● **Task directions**: Repeat exactly, and only, the lines from the one holding "Read this page and output its text content." through the last line of the records below.

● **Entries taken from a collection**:
================
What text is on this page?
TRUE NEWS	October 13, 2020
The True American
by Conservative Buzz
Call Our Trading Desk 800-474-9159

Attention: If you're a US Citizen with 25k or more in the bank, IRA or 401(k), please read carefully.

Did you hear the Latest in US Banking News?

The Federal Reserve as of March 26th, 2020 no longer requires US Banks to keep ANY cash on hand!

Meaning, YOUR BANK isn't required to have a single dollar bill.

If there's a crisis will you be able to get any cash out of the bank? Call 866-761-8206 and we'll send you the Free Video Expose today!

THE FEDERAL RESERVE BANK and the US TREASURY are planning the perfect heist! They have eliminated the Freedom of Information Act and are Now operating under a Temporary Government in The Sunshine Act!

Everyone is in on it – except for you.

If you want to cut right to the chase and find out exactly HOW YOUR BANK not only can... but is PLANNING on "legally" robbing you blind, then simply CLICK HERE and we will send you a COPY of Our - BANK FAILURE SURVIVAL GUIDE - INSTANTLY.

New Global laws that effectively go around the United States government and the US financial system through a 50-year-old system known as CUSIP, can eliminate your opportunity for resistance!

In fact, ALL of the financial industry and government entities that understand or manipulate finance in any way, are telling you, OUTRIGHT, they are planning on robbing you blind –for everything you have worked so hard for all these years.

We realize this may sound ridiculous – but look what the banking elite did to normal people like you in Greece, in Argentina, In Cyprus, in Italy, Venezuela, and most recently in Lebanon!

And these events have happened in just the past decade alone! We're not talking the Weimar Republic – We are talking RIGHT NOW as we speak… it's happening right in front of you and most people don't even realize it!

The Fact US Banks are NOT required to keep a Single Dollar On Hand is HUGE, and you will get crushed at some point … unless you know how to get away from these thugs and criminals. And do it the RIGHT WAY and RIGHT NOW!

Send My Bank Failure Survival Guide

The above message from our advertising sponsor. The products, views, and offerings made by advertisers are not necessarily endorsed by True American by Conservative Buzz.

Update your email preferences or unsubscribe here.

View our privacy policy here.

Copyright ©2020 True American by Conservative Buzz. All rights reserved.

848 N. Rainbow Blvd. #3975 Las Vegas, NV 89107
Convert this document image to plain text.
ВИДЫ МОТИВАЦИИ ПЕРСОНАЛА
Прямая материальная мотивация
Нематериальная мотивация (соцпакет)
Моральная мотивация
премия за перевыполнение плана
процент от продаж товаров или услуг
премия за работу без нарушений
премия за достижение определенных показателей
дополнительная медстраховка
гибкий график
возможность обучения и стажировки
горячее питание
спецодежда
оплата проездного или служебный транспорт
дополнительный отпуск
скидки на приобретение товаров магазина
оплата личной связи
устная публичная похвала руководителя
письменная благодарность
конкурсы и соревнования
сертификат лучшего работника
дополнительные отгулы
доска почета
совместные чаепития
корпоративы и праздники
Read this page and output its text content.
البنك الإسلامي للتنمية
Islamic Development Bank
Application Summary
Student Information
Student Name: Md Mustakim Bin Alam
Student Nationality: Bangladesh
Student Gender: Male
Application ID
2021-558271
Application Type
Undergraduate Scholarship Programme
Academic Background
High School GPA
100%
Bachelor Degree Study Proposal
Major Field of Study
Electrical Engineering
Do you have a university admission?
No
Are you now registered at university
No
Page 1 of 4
================
● **Finished task**:
Read this page and output its text content.
البنك الإسلامي للتنمية
Islamic Development Bank
Application Summary
Student Information
Student Name: Md Mustakim Bin Alam
Student Nationality: Bangladesh
Student Gender: Male
Application ID
2021-558271
Application Type
Undergraduate Scholarship Programme
Academic Background
High School GPA
100%
Bachelor Degree Study Proposal
Major Field of Study
Electrical Engineering
Do you have a university admission?
No
Are you now registered at university
No
Page 1 of 4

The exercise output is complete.